- _Your goal_: Print all of the data exactly as written.

- _Data for the task_:
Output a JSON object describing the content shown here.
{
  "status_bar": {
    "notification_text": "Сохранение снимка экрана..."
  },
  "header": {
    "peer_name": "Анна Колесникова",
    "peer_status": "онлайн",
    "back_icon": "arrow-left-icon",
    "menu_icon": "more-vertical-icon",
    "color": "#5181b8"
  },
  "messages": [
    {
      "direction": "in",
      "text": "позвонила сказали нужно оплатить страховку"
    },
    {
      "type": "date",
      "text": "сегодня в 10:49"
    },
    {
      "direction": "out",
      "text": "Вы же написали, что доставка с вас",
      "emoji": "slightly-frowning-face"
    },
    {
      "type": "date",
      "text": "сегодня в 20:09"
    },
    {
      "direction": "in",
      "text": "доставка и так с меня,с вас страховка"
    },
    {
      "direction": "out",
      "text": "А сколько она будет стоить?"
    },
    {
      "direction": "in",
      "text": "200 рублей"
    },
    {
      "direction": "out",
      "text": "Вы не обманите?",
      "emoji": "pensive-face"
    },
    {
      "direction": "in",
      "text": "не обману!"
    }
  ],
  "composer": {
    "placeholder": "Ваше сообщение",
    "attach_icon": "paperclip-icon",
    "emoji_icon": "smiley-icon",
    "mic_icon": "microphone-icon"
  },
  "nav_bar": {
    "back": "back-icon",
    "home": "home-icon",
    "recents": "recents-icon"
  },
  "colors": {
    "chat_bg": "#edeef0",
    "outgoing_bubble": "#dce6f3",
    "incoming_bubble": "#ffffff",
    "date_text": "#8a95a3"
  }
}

- _Task response_:
Output a JSON object describing the content shown here.
{
  "status_bar": {
    "notification_text": "Сохранение снимка экрана..."
  },
  "header": {
    "peer_name": "Анна Колесникова",
    "peer_status": "онлайн",
    "back_icon": "arrow-left-icon",
    "menu_icon": "more-vertical-icon",
    "color": "#5181b8"
  },
  "messages": [
    {
      "direction": "in",
      "text": "позвонила сказали нужно оплатить страховку"
    },
    {
      "type": "date",
      "text": "сегодня в 10:49"
    },
    {
      "direction": "out",
      "text": "Вы же написали, что доставка с вас",
      "emoji": "slightly-frowning-face"
    },
    {
      "type": "date",
      "text": "сегодня в 20:09"
    },
    {
      "direction": "in",
      "text": "доставка и так с меня,с вас страховка"
    },
    {
      "direction": "out",
      "text": "А сколько она будет стоить?"
    },
    {
      "direction": "in",
      "text": "200 рублей"
    },
    {
      "direction": "out",
      "text": "Вы не обманите?",
      "emoji": "pensive-face"
    },
    {
      "direction": "in",
      "text": "не обману!"
    }
  ],
  "composer": {
    "placeholder": "Ваше сообщение",
    "attach_icon": "paperclip-icon",
    "emoji_icon": "smiley-icon",
    "mic_icon": "microphone-icon"
  },
  "nav_bar": {
    "back": "back-icon",
    "home": "home-icon",
    "recents": "recents-icon"
  },
  "colors": {
    "chat_bg": "#edeef0",
    "outgoing_bubble": "#dce6f3",
    "incoming_bubble": "#ffffff",
    "date_text": "#8a95a3"
  }
}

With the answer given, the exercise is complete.